TASK OBJECTIVE: Report how many lines contain "page". The answer is a single number.

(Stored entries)
================================
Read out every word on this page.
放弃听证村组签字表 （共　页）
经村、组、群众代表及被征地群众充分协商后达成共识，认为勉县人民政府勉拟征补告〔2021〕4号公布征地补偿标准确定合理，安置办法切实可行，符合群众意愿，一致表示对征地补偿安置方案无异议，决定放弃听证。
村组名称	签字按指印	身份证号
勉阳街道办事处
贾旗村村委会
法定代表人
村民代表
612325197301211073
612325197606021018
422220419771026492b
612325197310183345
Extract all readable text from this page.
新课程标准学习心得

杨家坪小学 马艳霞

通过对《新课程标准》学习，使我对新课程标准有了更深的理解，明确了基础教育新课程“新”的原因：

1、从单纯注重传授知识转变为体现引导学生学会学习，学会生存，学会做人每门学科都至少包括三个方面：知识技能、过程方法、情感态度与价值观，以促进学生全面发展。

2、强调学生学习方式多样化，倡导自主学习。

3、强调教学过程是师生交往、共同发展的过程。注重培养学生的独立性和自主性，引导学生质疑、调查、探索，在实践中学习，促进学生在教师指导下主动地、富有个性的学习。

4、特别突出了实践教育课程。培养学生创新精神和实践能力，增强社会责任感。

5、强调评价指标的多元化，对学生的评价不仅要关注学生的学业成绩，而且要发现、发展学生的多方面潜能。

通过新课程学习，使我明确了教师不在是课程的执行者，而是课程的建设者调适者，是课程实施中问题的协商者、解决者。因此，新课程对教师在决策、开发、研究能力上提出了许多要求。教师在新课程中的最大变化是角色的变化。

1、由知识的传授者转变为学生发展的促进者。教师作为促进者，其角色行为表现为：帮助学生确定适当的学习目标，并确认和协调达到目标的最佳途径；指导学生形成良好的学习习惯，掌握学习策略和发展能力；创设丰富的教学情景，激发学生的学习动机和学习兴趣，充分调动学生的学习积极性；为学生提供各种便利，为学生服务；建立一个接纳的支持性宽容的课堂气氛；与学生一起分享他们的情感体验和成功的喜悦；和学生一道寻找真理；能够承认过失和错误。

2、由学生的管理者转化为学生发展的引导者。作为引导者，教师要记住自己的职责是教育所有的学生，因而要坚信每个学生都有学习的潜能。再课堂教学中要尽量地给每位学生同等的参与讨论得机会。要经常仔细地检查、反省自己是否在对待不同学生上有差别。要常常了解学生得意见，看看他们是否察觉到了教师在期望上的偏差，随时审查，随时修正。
================================
RESULT OF THIS EXERCISE: 2